§ Exercise brief:
Repeat only the lines below from the one that contains "Give me the" through the final line, exactly. Omit pictures.

§ Provided data:
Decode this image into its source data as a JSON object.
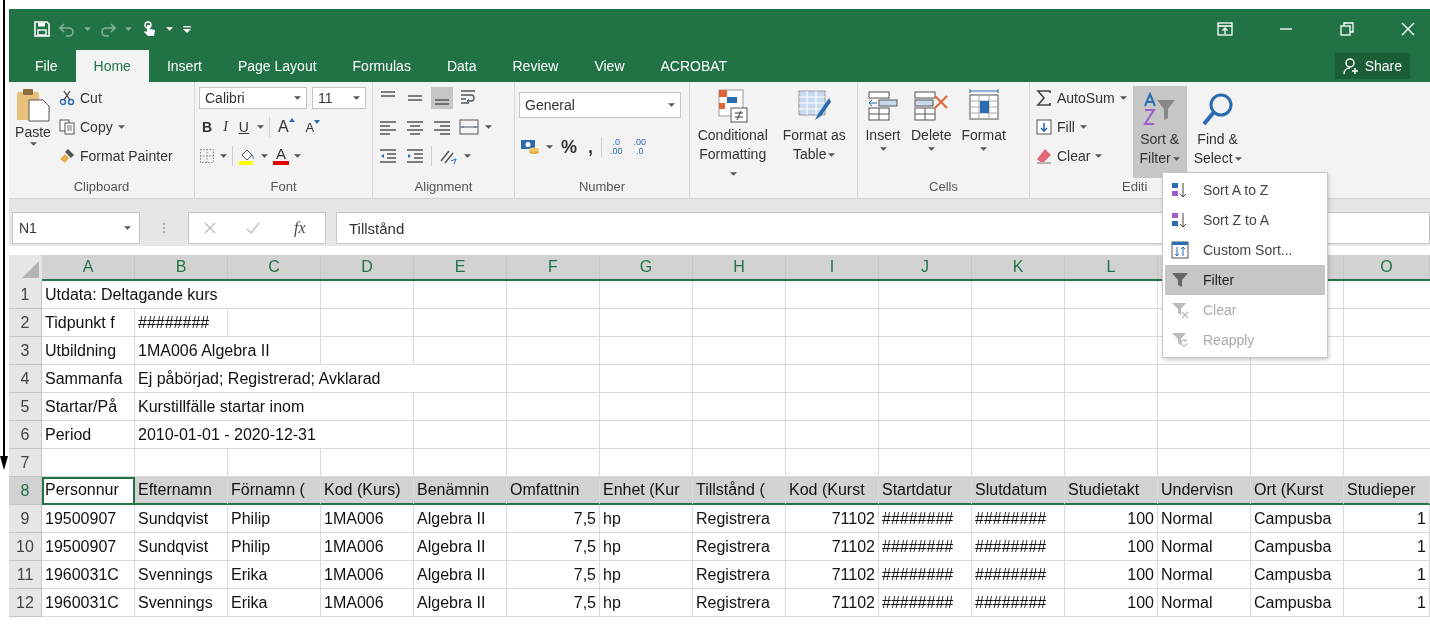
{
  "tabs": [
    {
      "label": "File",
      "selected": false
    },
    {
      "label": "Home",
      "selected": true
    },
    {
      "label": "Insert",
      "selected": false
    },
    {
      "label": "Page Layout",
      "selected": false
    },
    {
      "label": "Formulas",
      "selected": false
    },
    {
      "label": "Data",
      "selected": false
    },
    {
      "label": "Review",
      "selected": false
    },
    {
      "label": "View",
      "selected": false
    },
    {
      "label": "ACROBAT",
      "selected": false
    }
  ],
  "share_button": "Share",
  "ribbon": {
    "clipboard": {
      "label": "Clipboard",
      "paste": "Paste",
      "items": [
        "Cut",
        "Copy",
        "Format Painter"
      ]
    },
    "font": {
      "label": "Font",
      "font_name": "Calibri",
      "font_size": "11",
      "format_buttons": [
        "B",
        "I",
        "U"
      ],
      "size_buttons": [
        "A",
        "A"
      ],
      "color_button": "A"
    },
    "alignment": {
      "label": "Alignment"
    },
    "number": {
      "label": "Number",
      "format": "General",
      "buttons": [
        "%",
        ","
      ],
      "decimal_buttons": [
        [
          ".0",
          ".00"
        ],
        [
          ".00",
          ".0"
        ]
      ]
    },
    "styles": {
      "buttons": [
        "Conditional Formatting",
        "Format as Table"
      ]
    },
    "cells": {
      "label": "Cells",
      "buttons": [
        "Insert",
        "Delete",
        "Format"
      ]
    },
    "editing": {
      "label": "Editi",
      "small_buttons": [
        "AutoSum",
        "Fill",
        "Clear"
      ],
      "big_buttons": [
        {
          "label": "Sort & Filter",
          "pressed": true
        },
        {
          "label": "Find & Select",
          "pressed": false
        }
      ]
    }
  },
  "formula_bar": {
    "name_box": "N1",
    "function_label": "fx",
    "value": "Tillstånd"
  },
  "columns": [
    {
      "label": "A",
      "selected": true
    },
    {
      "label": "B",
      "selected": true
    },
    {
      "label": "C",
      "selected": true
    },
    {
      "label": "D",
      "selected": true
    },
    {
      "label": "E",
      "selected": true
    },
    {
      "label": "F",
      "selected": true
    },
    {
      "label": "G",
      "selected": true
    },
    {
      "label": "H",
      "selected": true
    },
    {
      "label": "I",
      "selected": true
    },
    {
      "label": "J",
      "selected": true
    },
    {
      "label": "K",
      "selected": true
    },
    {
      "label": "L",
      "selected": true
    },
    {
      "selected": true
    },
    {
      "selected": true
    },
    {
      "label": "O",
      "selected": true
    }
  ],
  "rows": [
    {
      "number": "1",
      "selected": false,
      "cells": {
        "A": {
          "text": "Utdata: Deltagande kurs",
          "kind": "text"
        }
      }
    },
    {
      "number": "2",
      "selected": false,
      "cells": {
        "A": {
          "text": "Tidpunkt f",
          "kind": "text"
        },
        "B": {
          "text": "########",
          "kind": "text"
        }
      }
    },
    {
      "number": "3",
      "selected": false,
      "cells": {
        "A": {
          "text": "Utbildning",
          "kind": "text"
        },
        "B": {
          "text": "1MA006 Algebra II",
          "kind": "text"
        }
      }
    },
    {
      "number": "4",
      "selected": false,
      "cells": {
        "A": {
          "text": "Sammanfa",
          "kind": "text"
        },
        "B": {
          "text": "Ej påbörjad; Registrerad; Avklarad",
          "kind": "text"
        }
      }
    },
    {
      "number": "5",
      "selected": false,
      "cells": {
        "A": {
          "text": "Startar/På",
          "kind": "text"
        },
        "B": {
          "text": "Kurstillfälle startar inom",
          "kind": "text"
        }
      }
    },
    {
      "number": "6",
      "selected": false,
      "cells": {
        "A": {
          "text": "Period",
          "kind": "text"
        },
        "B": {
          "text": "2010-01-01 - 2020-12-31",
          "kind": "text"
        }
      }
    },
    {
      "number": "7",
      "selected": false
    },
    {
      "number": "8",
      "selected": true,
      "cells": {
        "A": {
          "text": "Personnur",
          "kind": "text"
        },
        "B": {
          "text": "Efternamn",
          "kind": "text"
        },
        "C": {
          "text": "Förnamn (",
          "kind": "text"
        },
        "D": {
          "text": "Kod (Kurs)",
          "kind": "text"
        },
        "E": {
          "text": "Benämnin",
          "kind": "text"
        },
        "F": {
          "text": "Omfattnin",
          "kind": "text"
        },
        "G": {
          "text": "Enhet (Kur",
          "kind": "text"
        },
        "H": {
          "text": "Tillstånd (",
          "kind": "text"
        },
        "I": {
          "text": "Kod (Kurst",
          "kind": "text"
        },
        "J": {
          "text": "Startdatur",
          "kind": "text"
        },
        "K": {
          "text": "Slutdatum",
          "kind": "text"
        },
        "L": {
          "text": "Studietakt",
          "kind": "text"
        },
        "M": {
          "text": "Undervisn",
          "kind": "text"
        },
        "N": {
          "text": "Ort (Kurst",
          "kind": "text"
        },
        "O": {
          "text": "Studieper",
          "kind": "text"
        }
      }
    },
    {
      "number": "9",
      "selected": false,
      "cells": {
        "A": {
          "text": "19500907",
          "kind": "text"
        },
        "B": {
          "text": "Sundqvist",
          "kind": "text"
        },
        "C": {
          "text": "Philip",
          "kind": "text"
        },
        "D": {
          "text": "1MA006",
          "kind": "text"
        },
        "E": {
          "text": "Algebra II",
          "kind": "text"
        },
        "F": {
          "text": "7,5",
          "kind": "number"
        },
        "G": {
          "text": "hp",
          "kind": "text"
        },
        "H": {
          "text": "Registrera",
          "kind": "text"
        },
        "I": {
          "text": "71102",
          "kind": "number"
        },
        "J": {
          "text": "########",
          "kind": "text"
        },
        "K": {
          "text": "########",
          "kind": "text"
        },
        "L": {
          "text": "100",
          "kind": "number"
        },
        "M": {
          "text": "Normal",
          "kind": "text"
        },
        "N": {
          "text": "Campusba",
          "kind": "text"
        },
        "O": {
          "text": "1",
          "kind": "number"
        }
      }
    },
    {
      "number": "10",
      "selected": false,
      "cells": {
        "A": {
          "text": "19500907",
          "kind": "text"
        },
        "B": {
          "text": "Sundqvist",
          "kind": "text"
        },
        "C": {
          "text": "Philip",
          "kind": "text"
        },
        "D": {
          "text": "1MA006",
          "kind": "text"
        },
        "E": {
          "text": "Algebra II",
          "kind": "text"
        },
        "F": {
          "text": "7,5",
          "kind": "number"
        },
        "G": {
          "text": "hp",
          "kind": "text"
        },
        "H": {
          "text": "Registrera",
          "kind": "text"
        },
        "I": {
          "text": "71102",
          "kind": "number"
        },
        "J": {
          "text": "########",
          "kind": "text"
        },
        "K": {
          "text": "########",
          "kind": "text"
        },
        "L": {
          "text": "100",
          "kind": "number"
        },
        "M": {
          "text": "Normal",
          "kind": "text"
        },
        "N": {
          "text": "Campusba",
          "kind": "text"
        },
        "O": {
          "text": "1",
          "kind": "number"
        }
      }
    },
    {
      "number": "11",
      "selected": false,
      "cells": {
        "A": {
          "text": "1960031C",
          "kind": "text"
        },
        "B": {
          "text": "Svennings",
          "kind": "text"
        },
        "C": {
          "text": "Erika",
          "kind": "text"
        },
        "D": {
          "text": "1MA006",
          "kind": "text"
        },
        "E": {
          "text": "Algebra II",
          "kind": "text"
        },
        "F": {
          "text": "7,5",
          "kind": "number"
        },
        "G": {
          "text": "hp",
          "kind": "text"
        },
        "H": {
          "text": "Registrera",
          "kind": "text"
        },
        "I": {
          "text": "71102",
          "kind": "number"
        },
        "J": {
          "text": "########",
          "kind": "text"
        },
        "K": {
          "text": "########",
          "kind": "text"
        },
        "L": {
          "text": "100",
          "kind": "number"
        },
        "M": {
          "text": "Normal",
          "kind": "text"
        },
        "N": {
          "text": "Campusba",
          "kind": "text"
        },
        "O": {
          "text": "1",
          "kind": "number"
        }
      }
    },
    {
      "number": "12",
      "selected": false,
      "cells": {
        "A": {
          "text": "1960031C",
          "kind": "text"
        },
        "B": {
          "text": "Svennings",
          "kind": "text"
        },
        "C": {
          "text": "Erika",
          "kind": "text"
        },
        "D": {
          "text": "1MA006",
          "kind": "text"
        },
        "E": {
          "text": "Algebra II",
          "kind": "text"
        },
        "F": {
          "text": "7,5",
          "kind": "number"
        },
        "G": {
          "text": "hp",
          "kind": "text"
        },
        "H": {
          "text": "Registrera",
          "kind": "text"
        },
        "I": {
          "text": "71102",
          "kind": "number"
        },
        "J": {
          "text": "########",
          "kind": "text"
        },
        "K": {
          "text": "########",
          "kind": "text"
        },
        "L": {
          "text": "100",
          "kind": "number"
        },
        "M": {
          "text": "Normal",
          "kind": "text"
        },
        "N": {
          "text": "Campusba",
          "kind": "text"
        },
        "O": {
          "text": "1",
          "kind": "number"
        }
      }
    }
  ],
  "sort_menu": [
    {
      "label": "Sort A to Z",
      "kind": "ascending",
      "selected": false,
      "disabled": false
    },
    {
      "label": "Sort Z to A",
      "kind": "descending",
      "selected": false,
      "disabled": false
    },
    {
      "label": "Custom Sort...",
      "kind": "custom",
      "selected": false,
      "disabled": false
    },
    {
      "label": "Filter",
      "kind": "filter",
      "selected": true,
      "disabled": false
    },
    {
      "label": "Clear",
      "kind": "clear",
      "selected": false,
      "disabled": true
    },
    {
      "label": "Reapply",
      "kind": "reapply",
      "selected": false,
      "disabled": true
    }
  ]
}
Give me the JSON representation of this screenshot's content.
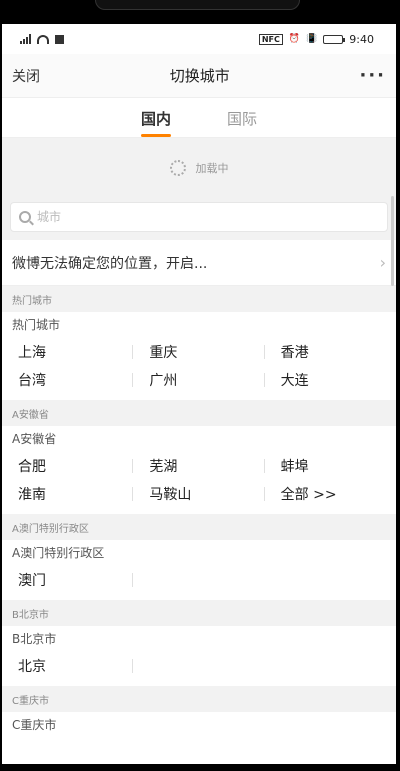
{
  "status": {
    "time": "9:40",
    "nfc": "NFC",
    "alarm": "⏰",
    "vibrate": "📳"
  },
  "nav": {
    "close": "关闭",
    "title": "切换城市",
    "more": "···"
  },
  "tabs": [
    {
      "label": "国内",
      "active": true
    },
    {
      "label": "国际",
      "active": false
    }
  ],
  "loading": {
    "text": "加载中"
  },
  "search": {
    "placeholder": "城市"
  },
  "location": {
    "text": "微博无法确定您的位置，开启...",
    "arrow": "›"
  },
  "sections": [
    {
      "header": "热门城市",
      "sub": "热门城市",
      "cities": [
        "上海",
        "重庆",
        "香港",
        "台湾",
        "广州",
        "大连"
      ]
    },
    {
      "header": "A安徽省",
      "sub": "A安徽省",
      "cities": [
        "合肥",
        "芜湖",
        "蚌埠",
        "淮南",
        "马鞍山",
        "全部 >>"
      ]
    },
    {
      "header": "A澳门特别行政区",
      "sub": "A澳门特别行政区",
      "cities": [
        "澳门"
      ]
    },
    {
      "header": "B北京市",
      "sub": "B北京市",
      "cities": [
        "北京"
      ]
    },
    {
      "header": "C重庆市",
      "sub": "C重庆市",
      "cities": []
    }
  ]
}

§ Response for this exercise:
Give me the JSON representation of this screenshot's content.
{
  "status": {
    "time": "9:40",
    "nfc": "NFC",
    "alarm": "⏰",
    "vibrate": "📳"
  },
  "nav": {
    "close": "关闭",
    "title": "切换城市",
    "more": "···"
  },
  "tabs": [
    {
      "label": "国内",
      "active": true
    },
    {
      "label": "国际",
      "active": false
    }
  ],
  "loading": {
    "text": "加载中"
  },
  "search": {
    "placeholder": "城市"
  },
  "location": {
    "text": "微博无法确定您的位置，开启...",
    "arrow": "›"
  },
  "sections": [
    {
      "header": "热门城市",
      "sub": "热门城市",
      "cities": [
        "上海",
        "重庆",
        "香港",
        "台湾",
        "广州",
        "大连"
      ]
    },
    {
      "header": "A安徽省",
      "sub": "A安徽省",
      "cities": [
        "合肥",
        "芜湖",
        "蚌埠",
        "淮南",
        "马鞍山",
        "全部 >>"
      ]
    },
    {
      "header": "A澳门特别行政区",
      "sub": "A澳门特别行政区",
      "cities": [
        "澳门"
      ]
    },
    {
      "header": "B北京市",
      "sub": "B北京市",
      "cities": [
        "北京"
      ]
    },
    {
      "header": "C重庆市",
      "sub": "C重庆市",
      "cities": []
    }
  ]
}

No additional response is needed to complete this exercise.